Output every line below exactly.

● ● ● ●

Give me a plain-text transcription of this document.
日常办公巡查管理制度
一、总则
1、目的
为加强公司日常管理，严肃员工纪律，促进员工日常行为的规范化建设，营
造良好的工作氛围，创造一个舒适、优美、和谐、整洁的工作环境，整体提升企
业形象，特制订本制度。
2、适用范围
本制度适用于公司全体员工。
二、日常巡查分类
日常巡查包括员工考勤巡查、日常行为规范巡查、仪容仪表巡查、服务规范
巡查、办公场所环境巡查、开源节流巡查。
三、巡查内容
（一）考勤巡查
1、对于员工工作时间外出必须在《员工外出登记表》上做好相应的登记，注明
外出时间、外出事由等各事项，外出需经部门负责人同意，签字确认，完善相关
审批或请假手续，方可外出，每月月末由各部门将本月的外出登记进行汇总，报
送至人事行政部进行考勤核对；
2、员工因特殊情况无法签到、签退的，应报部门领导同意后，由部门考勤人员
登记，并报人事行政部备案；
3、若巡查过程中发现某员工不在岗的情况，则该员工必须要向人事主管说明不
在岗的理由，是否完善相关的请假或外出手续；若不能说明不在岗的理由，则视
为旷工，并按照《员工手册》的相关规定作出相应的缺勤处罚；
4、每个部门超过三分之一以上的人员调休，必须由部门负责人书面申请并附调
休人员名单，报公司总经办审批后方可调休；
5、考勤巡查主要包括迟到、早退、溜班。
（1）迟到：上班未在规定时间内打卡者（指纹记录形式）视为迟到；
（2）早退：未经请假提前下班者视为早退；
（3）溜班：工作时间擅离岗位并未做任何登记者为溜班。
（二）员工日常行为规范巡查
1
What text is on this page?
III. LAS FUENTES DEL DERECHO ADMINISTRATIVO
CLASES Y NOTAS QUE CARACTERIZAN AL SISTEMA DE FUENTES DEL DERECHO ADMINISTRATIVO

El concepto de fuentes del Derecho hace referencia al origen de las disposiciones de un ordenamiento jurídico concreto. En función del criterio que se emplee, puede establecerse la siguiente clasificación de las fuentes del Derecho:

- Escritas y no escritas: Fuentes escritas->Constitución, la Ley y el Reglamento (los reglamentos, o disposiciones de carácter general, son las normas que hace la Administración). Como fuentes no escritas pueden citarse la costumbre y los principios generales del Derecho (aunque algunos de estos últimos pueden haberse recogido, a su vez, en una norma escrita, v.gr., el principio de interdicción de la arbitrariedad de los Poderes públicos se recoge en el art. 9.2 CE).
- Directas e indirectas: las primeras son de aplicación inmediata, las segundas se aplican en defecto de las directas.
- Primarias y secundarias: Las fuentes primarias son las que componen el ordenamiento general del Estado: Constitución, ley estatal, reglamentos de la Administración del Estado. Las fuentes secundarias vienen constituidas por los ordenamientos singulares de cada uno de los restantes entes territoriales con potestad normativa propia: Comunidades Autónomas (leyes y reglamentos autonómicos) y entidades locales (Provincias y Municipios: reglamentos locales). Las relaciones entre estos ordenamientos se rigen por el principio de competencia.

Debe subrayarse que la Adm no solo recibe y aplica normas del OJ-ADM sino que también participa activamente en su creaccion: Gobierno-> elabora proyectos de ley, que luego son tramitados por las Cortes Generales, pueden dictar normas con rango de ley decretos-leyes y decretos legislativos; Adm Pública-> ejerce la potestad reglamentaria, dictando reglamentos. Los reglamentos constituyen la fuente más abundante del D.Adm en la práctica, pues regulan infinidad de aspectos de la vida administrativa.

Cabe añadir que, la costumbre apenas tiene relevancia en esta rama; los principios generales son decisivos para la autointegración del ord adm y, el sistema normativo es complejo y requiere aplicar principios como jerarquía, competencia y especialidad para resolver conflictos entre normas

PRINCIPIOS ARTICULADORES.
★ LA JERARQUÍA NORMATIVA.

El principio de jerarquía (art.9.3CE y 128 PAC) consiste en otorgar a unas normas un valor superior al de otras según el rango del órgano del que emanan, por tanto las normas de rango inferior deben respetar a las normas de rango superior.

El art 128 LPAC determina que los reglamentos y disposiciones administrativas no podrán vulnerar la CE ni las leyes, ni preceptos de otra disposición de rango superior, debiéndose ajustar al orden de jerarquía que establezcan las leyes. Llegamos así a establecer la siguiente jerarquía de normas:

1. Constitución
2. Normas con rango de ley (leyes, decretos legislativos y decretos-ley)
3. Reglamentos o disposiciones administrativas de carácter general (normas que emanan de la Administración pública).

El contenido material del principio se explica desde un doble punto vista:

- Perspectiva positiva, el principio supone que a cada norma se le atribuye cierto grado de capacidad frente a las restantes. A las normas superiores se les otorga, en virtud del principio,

● ● ● ●

- _SOLVED PROBLEM_
Give me a plain-text transcription of this document.
日常办公巡查管理制度
一、总则
1、目的
为加强公司日常管理，严肃员工纪律，促进员工日常行为的规范化建设，营
造良好的工作氛围，创造一个舒适、优美、和谐、整洁的工作环境，整体提升企
业形象，特制订本制度。
2、适用范围
本制度适用于公司全体员工。
二、日常巡查分类
日常巡查包括员工考勤巡查、日常行为规范巡查、仪容仪表巡查、服务规范
巡查、办公场所环境巡查、开源节流巡查。
三、巡查内容
（一）考勤巡查
1、对于员工工作时间外出必须在《员工外出登记表》上做好相应的登记，注明
外出时间、外出事由等各事项，外出需经部门负责人同意，签字确认，完善相关
审批或请假手续，方可外出，每月月末由各部门将本月的外出登记进行汇总，报
送至人事行政部进行考勤核对；
2、员工因特殊情况无法签到、签退的，应报部门领导同意后，由部门考勤人员
登记，并报人事行政部备案；
3、若巡查过程中发现某员工不在岗的情况，则该员工必须要向人事主管说明不
在岗的理由，是否完善相关的请假或外出手续；若不能说明不在岗的理由，则视
为旷工，并按照《员工手册》的相关规定作出相应的缺勤处罚；
4、每个部门超过三分之一以上的人员调休，必须由部门负责人书面申请并附调
休人员名单，报公司总经办审批后方可调休；
5、考勤巡查主要包括迟到、早退、溜班。
（1）迟到：上班未在规定时间内打卡者（指纹记录形式）视为迟到；
（2）早退：未经请假提前下班者视为早退；
（3）溜班：工作时间擅离岗位并未做任何登记者为溜班。
（二）员工日常行为规范巡查
1
What text is on this page?
III. LAS FUENTES DEL DERECHO ADMINISTRATIVO
CLASES Y NOTAS QUE CARACTERIZAN AL SISTEMA DE FUENTES DEL DERECHO ADMINISTRATIVO

El concepto de fuentes del Derecho hace referencia al origen de las disposiciones de un ordenamiento jurídico concreto. En función del criterio que se emplee, puede establecerse la siguiente clasificación de las fuentes del Derecho:

- Escritas y no escritas: Fuentes escritas->Constitución, la Ley y el Reglamento (los reglamentos, o disposiciones de carácter general, son las normas que hace la Administración). Como fuentes no escritas pueden citarse la costumbre y los principios generales del Derecho (aunque algunos de estos últimos pueden haberse recogido, a su vez, en una norma escrita, v.gr., el principio de interdicción de la arbitrariedad de los Poderes públicos se recoge en el art. 9.2 CE).
- Directas e indirectas: las primeras son de aplicación inmediata, las segundas se aplican en defecto de las directas.
- Primarias y secundarias: Las fuentes primarias son las que componen el ordenamiento general del Estado: Constitución, ley estatal, reglamentos de la Administración del Estado. Las fuentes secundarias vienen constituidas por los ordenamientos singulares de cada uno de los restantes entes territoriales con potestad normativa propia: Comunidades Autónomas (leyes y reglamentos autonómicos) y entidades locales (Provincias y Municipios: reglamentos locales). Las relaciones entre estos ordenamientos se rigen por el principio de competencia.

Debe subrayarse que la Adm no solo recibe y aplica normas del OJ-ADM sino que también participa activamente en su creaccion: Gobierno-> elabora proyectos de ley, que luego son tramitados por las Cortes Generales, pueden dictar normas con rango de ley decretos-leyes y decretos legislativos; Adm Pública-> ejerce la potestad reglamentaria, dictando reglamentos. Los reglamentos constituyen la fuente más abundante del D.Adm en la práctica, pues regulan infinidad de aspectos de la vida administrativa.

Cabe añadir que, la costumbre apenas tiene relevancia en esta rama; los principios generales son decisivos para la autointegración del ord adm y, el sistema normativo es complejo y requiere aplicar principios como jerarquía, competencia y especialidad para resolver conflictos entre normas

PRINCIPIOS ARTICULADORES.
★ LA JERARQUÍA NORMATIVA.

El principio de jerarquía (art.9.3CE y 128 PAC) consiste en otorgar a unas normas un valor superior al de otras según el rango del órgano del que emanan, por tanto las normas de rango inferior deben respetar a las normas de rango superior.

El art 128 LPAC determina que los reglamentos y disposiciones administrativas no podrán vulnerar la CE ni las leyes, ni preceptos de otra disposición de rango superior, debiéndose ajustar al orden de jerarquía que establezcan las leyes. Llegamos así a establecer la siguiente jerarquía de normas:

1. Constitución
2. Normas con rango de ley (leyes, decretos legislativos y decretos-ley)
3. Reglamentos o disposiciones administrativas de carácter general (normas que emanan de la Administración pública).

El contenido material del principio se explica desde un doble punto vista:

- Perspectiva positiva, el principio supone que a cada norma se le atribuye cierto grado de capacidad frente a las restantes. A las normas superiores se les otorga, en virtud del principio,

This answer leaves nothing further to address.